Extract, from the listing that follows, each line containing the word "needle".

─── Material

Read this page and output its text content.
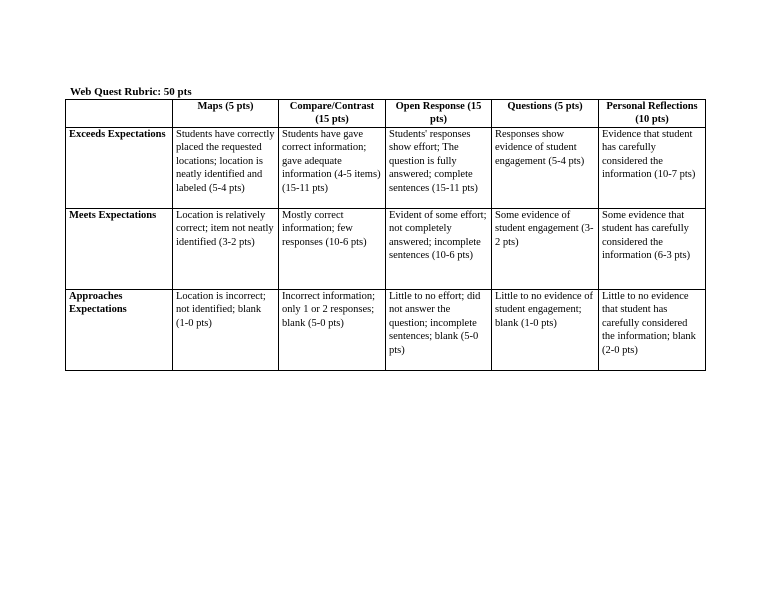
Web Quest Rubric: 50 pts
	Maps (5 pts)	Compare/Contrast (15 pts)	Open Response (15 pts)	Questions (5 pts)	Personal Reflections (10 pts)
Exceeds Expectations	Students have correctly placed the requested locations; location is neatly identified and labeled (5-4 pts)	Students have gave correct information; gave adequate information (4-5 items) (15-11 pts)	Students' responses show effort; The question is fully answered; complete sentences (15-11 pts)	Responses show evidence of student engagement (5-4 pts)	Evidence that student has carefully considered the information (10-7 pts)
Meets Expectations	Location is relatively correct; item not neatly identified (3-2 pts)	Mostly correct information; few responses (10-6 pts)	Evident of some effort; not completely answered; incomplete sentences (10-6 pts)	Some evidence of student engagement (3-2 pts)	Some evidence that student has carefully considered the information (6-3 pts)
Approaches Expectations	Location is incorrect; not identified; blank (1-0 pts)	Incorrect information; only 1 or 2 responses; blank (5-0 pts)	Little to no effort; did not answer the question; incomplete sentences; blank (5-0 pts)	Little to no evidence of student engagement; blank (1-0 pts)	Little to no evidence that student has carefully considered the information; blank (2-0 pts)
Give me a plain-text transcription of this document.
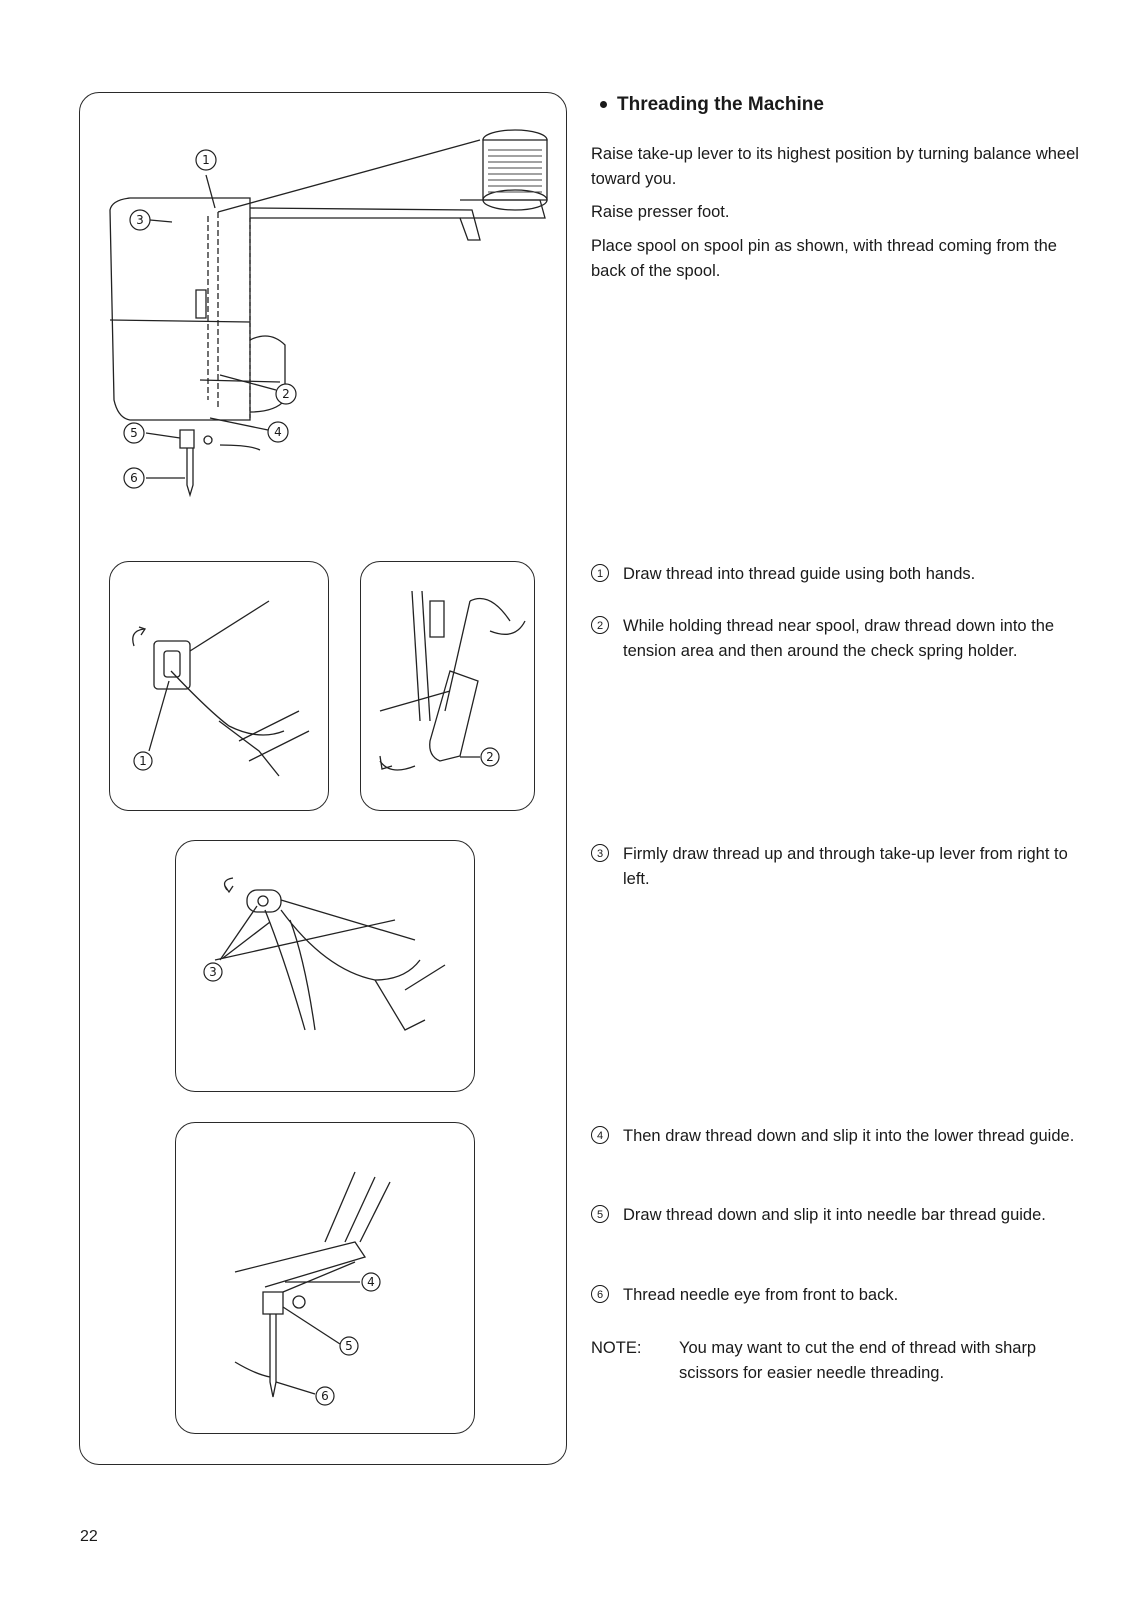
1
3
2
4
5
6
1	2
3
4
5
6
Threading the Machine

Raise take-up lever to its highest position by turning balance wheel toward you.

Raise presser foot.

Place spool on spool pin as shown, with thread coming from the back of the spool.

1	Draw thread into thread guide using both hands.
2	While holding thread near spool, draw thread down into the tension area and then around the check spring holder.
3	Firmly draw thread up and through take-up lever from right to left.
4	Then draw thread down and slip it into the lower thread guide.
5	Draw thread down and slip it into needle bar thread guide.
6	Thread needle eye from front to back.
NOTE: You may want to cut the end of thread with sharp scissors for easier needle threading.
22
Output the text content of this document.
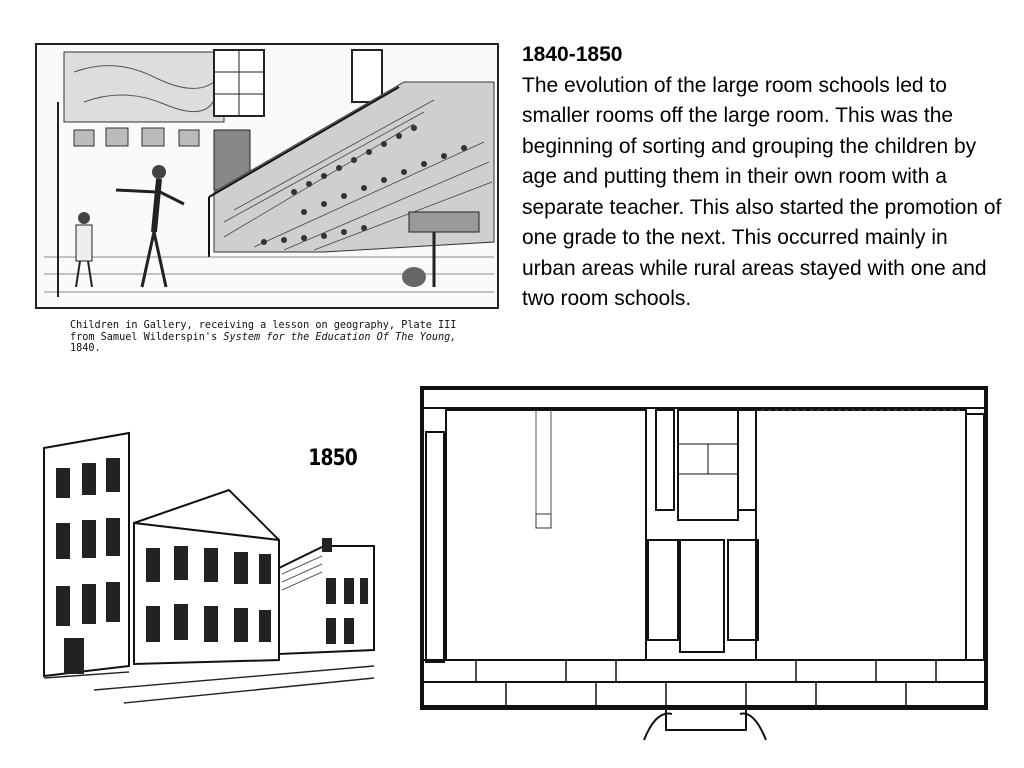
Children in Gallery, receiving a lesson on geography, Plate III
from Samuel Wilderspin's System for the Education Of The Young,
1840.
1840-1850
The evolution of the large room schools led to smaller rooms off the large room. This was the beginning of sorting and grouping the children by age and putting them in their own room with a separate teacher. This also started the promotion of one grade to the next. This occurred mainly in urban areas while rural areas stayed with one and two room schools.
1850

──────

- [Correct answer]:
5	Draw thread down and slip it into needle bar thread guide.
6	Thread needle eye from front to back.
NOTE: You may want to cut the end of thread with sharp scissors for easier needle threading.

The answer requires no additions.